Set task: All of the data that follows should be retyped exactly, please, except the pictures.

[Records]
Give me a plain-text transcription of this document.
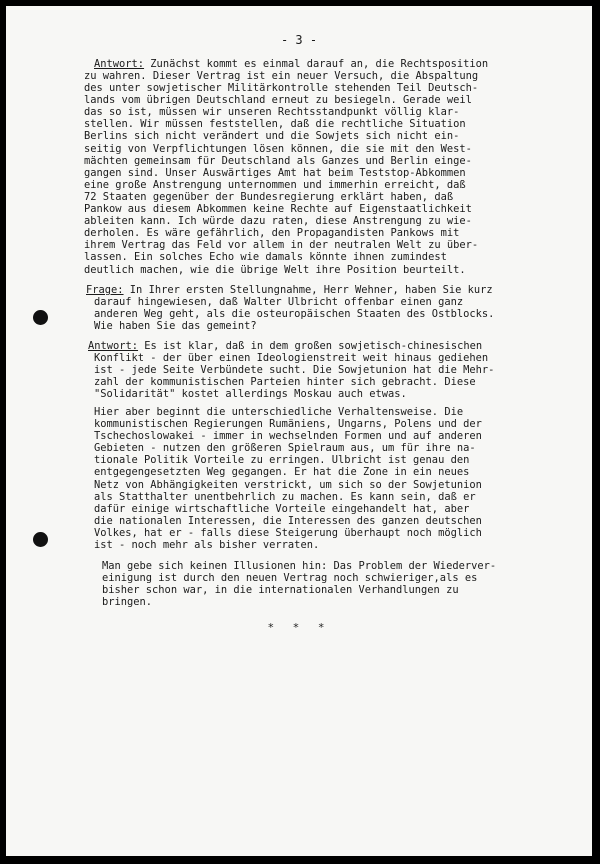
- 3 -
Antwort: Zunächst kommt es einmal darauf an, die Rechtsposition
zu wahren. Dieser Vertrag ist ein neuer Versuch, die Abspaltung
des unter sowjetischer Militärkontrolle stehenden Teil Deutsch-
lands vom übrigen Deutschland erneut zu besiegeln. Gerade weil
das so ist, müssen wir unseren Rechtsstandpunkt völlig klar-
stellen. Wir müssen feststellen, daß die rechtliche Situation
Berlins sich nicht verändert und die Sowjets sich nicht ein-
seitig von Verpflichtungen lösen können, die sie mit den West-
mächten gemeinsam für Deutschland als Ganzes und Berlin einge-
gangen sind. Unser Auswärtiges Amt hat beim Teststop-Abkommen
eine große Anstrengung unternommen und immerhin erreicht, daß
72 Staaten gegenüber der Bundesregierung erklärt haben, daß
Pankow aus diesem Abkommen keine Rechte auf Eigenstaatlichkeit
ableiten kann. Ich würde dazu raten, diese Anstrengung zu wie-
derholen. Es wäre gefährlich, den Propagandisten Pankows mit
ihrem Vertrag das Feld vor allem in der neutralen Welt zu über-
lassen. Ein solches Echo wie damals könnte ihnen zumindest
deutlich machen, wie die übrige Welt ihre Position beurteilt.
Frage: In Ihrer ersten Stellungnahme, Herr Wehner, haben Sie kurz
darauf hingewiesen, daß Walter Ulbricht offenbar einen ganz
anderen Weg geht, als die osteuropäischen Staaten des Ostblocks.
Wie haben Sie das gemeint?
Antwort: Es ist klar, daß in dem großen sowjetisch-chinesischen
Konflikt - der über einen Ideologienstreit weit hinaus gediehen
ist - jede Seite Verbündete sucht. Die Sowjetunion hat die Mehr-
zahl der kommunistischen Parteien hinter sich gebracht. Diese
"Solidarität" kostet allerdings Moskau auch etwas.
Hier aber beginnt die unterschiedliche Verhaltensweise. Die
kommunistischen Regierungen Rumäniens, Ungarns, Polens und der
Tschechoslowakei - immer in wechselnden Formen und auf anderen
Gebieten - nutzen den größeren Spielraum aus, um für ihre na-
tionale Politik Vorteile zu erringen. Ulbricht ist genau den
entgegengesetzten Weg gegangen. Er hat die Zone in ein neues
Netz von Abhängigkeiten verstrickt, um sich so der Sowjetunion
als Statthalter unentbehrlich zu machen. Es kann sein, daß er
dafür einige wirtschaftliche Vorteile eingehandelt hat, aber
die nationalen Interessen, die Interessen des ganzen deutschen
Volkes, hat er - falls diese Steigerung überhaupt noch möglich
ist - noch mehr als bisher verraten.
Man gebe sich keinen Illusionen hin: Das Problem der Wiederver-
einigung ist durch den neuen Vertrag noch schwieriger,als es
bisher schon war, in die internationalen Verhandlungen zu
bringen.
* * *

Complete response:
Give me a plain-text transcription of this document.
- 3 -
Antwort: Zunächst kommt es einmal darauf an, die Rechtsposition
zu wahren. Dieser Vertrag ist ein neuer Versuch, die Abspaltung
des unter sowjetischer Militärkontrolle stehenden Teil Deutsch-
lands vom übrigen Deutschland erneut zu besiegeln. Gerade weil
das so ist, müssen wir unseren Rechtsstandpunkt völlig klar-
stellen. Wir müssen feststellen, daß die rechtliche Situation
Berlins sich nicht verändert und die Sowjets sich nicht ein-
seitig von Verpflichtungen lösen können, die sie mit den West-
mächten gemeinsam für Deutschland als Ganzes und Berlin einge-
gangen sind. Unser Auswärtiges Amt hat beim Teststop-Abkommen
eine große Anstrengung unternommen und immerhin erreicht, daß
72 Staaten gegenüber der Bundesregierung erklärt haben, daß
Pankow aus diesem Abkommen keine Rechte auf Eigenstaatlichkeit
ableiten kann. Ich würde dazu raten, diese Anstrengung zu wie-
derholen. Es wäre gefährlich, den Propagandisten Pankows mit
ihrem Vertrag das Feld vor allem in der neutralen Welt zu über-
lassen. Ein solches Echo wie damals könnte ihnen zumindest
deutlich machen, wie die übrige Welt ihre Position beurteilt.
Frage: In Ihrer ersten Stellungnahme, Herr Wehner, haben Sie kurz
darauf hingewiesen, daß Walter Ulbricht offenbar einen ganz
anderen Weg geht, als die osteuropäischen Staaten des Ostblocks.
Wie haben Sie das gemeint?
Antwort: Es ist klar, daß in dem großen sowjetisch-chinesischen
Konflikt - der über einen Ideologienstreit weit hinaus gediehen
ist - jede Seite Verbündete sucht. Die Sowjetunion hat die Mehr-
zahl der kommunistischen Parteien hinter sich gebracht. Diese
"Solidarität" kostet allerdings Moskau auch etwas.
Hier aber beginnt die unterschiedliche Verhaltensweise. Die
kommunistischen Regierungen Rumäniens, Ungarns, Polens und der
Tschechoslowakei - immer in wechselnden Formen und auf anderen
Gebieten - nutzen den größeren Spielraum aus, um für ihre na-
tionale Politik Vorteile zu erringen. Ulbricht ist genau den
entgegengesetzten Weg gegangen. Er hat die Zone in ein neues
Netz von Abhängigkeiten verstrickt, um sich so der Sowjetunion
als Statthalter unentbehrlich zu machen. Es kann sein, daß er
dafür einige wirtschaftliche Vorteile eingehandelt hat, aber
die nationalen Interessen, die Interessen des ganzen deutschen
Volkes, hat er - falls diese Steigerung überhaupt noch möglich
ist - noch mehr als bisher verraten.
Man gebe sich keinen Illusionen hin: Das Problem der Wiederver-
einigung ist durch den neuen Vertrag noch schwieriger,als es
bisher schon war, in die internationalen Verhandlungen zu
bringen.
* * *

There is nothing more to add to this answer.